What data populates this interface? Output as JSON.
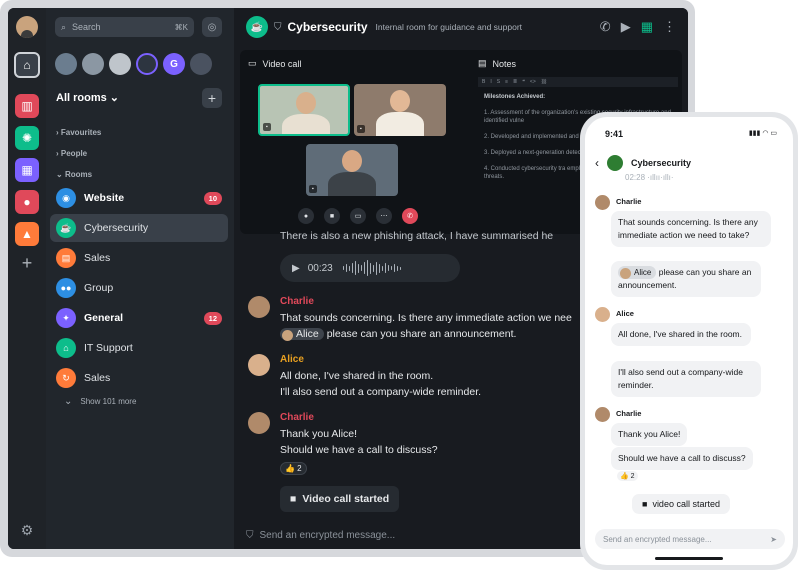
{
  "desktop": {
    "search": {
      "label": "Search",
      "shortcut": "⌘K"
    },
    "room_list": {
      "title": "All rooms",
      "sections": {
        "favourites": "Favourites",
        "people": "People",
        "rooms": "Rooms"
      },
      "rooms": [
        {
          "label": "Website",
          "badge": "10",
          "bold": true,
          "color": "#2d8fe3",
          "icon": "globe-icon"
        },
        {
          "label": "Cybersecurity",
          "badge": "",
          "bold": false,
          "color": "#0dbd8b",
          "icon": "coffee-icon"
        },
        {
          "label": "Sales",
          "badge": "",
          "bold": false,
          "color": "#ff7b3a",
          "icon": "chart-icon"
        },
        {
          "label": "Group",
          "badge": "",
          "bold": false,
          "color": "#2d8fe3",
          "icon": "people-icon"
        },
        {
          "label": "General",
          "badge": "12",
          "bold": true,
          "color": "#7b61ff",
          "icon": "megaphone-icon"
        },
        {
          "label": "IT Support",
          "badge": "",
          "bold": false,
          "color": "#0dbd8b",
          "icon": "house-icon"
        },
        {
          "label": "Sales",
          "badge": "",
          "bold": false,
          "color": "#ff7b3a",
          "icon": "refresh-icon"
        }
      ],
      "show_more": "Show 101 more"
    },
    "header": {
      "room_name": "Cybersecurity",
      "topic": "Internal room for guidance and support"
    },
    "widgets": {
      "video_call_title": "Video call",
      "notes_title": "Notes",
      "notes_heading": "Milestones Achieved:",
      "notes_items": [
        "1. Assessment of the organization's existing security infrastructure and identified vulne",
        "2. Developed and implemented and procedures, aligning them",
        "3. Deployed a next-generation detection system to fortify our",
        "4. Conducted cybersecurity tra employees, focusing on recogn security threats."
      ],
      "toolbar_glyphs": [
        "B",
        "I",
        "S",
        "≡",
        "≣",
        "❝",
        "<>",
        "⛓"
      ]
    },
    "timeline": {
      "cut_line": "There is also a new phishing attack, I have summarised he",
      "voice_duration": "00:23",
      "messages": [
        {
          "sender": "Charlie",
          "color": "#e0495a",
          "lines": [
            "That sounds concerning. Is there any immediate action we nee"
          ],
          "mention": "Alice",
          "mention_text": "please can you share an announcement."
        },
        {
          "sender": "Alice",
          "color": "#e8a020",
          "lines": [
            "All done, I've shared in the room.",
            "I'll also send out a company-wide reminder."
          ]
        },
        {
          "sender": "Charlie",
          "color": "#e0495a",
          "lines": [
            "Thank you Alice!",
            "Should we have a call to discuss?"
          ],
          "reaction": "👍 2"
        }
      ],
      "video_started": "Video call started"
    },
    "composer_placeholder": "Send an encrypted message..."
  },
  "phone": {
    "time": "9:41",
    "room_name": "Cybersecurity",
    "cut_voice": "02:28",
    "messages": [
      {
        "sender": "Charlie",
        "text": "That sounds concerning. Is there any immediate action we need to take?",
        "mention": "Alice",
        "mention_text": "please can you share an announcement."
      },
      {
        "sender": "Alice",
        "text1": "All done, I've shared in the room.",
        "text2": "I'll also send out a company-wide reminder."
      },
      {
        "sender": "Charlie",
        "text1": "Thank you Alice!",
        "text2": "Should we have a call to discuss?",
        "reaction": "👍 2"
      }
    ],
    "video_started": "video call started",
    "composer_placeholder": "Send an encrypted message..."
  }
}
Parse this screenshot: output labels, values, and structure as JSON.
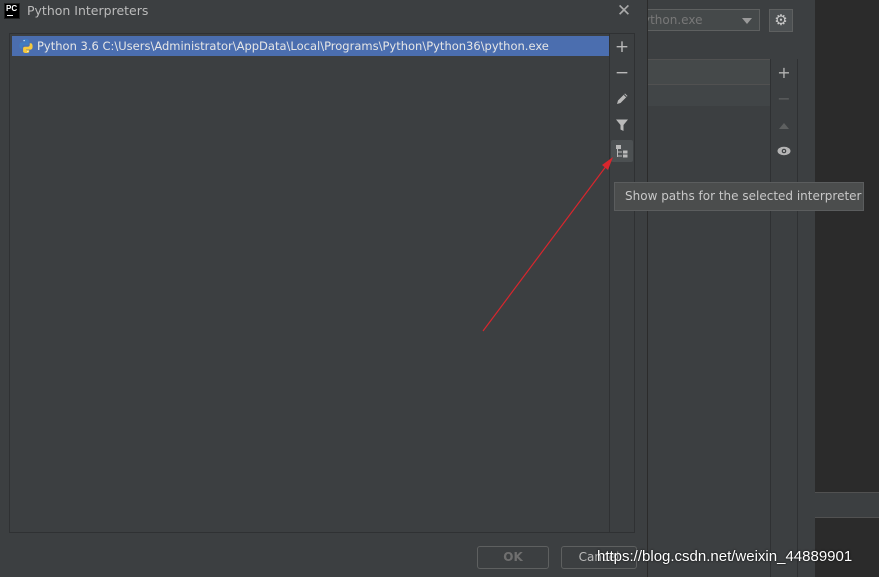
{
  "background_dialog": {
    "interpreter_combo_value": "ython.exe",
    "gear_icon": "gear-icon",
    "toolbar_icons": [
      "plus-icon",
      "minus-icon",
      "up-arrow-icon",
      "eye-icon"
    ]
  },
  "dialog": {
    "title": "Python Interpreters",
    "logo_text": "PC",
    "close_glyph": "✕"
  },
  "interpreters": [
    {
      "label": "Python 3.6 C:\\Users\\Administrator\\AppData\\Local\\Programs\\Python\\Python36\\python.exe",
      "selected": true,
      "icon": "python-icon"
    }
  ],
  "toolbar": {
    "add": "+",
    "remove": "−",
    "edit_icon": "pencil-icon",
    "filter_icon": "filter-icon",
    "paths_icon": "tree-paths-icon"
  },
  "tooltip": {
    "text": "Show paths for the selected interpreter"
  },
  "footer": {
    "ok_label": "OK",
    "cancel_label": "Cancel"
  },
  "watermark": "https://blog.csdn.net/weixin_44889901",
  "colors": {
    "selection": "#4b6eaf",
    "panel": "#3c3f41",
    "annotation_arrow": "#d8262d"
  }
}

------

• Requirement:
Starting at the line that contains "Parse this screenshot: output", retype each line through the final one in the listing, with both ends kept and the pictures omitted.

• Solution:
Parse this screenshot: output labels, values, and structure as JSON.
{
  "background_dialog": {
    "interpreter_combo_value": "ython.exe",
    "gear_icon": "gear-icon",
    "toolbar_icons": [
      "plus-icon",
      "minus-icon",
      "up-arrow-icon",
      "eye-icon"
    ]
  },
  "dialog": {
    "title": "Python Interpreters",
    "logo_text": "PC",
    "close_glyph": "✕"
  },
  "interpreters": [
    {
      "label": "Python 3.6 C:\\Users\\Administrator\\AppData\\Local\\Programs\\Python\\Python36\\python.exe",
      "selected": true,
      "icon": "python-icon"
    }
  ],
  "toolbar": {
    "add": "+",
    "remove": "−",
    "edit_icon": "pencil-icon",
    "filter_icon": "filter-icon",
    "paths_icon": "tree-paths-icon"
  },
  "tooltip": {
    "text": "Show paths for the selected interpreter"
  },
  "footer": {
    "ok_label": "OK",
    "cancel_label": "Cancel"
  },
  "watermark": "https://blog.csdn.net/weixin_44889901",
  "colors": {
    "selection": "#4b6eaf",
    "panel": "#3c3f41",
    "annotation_arrow": "#d8262d"
  }
}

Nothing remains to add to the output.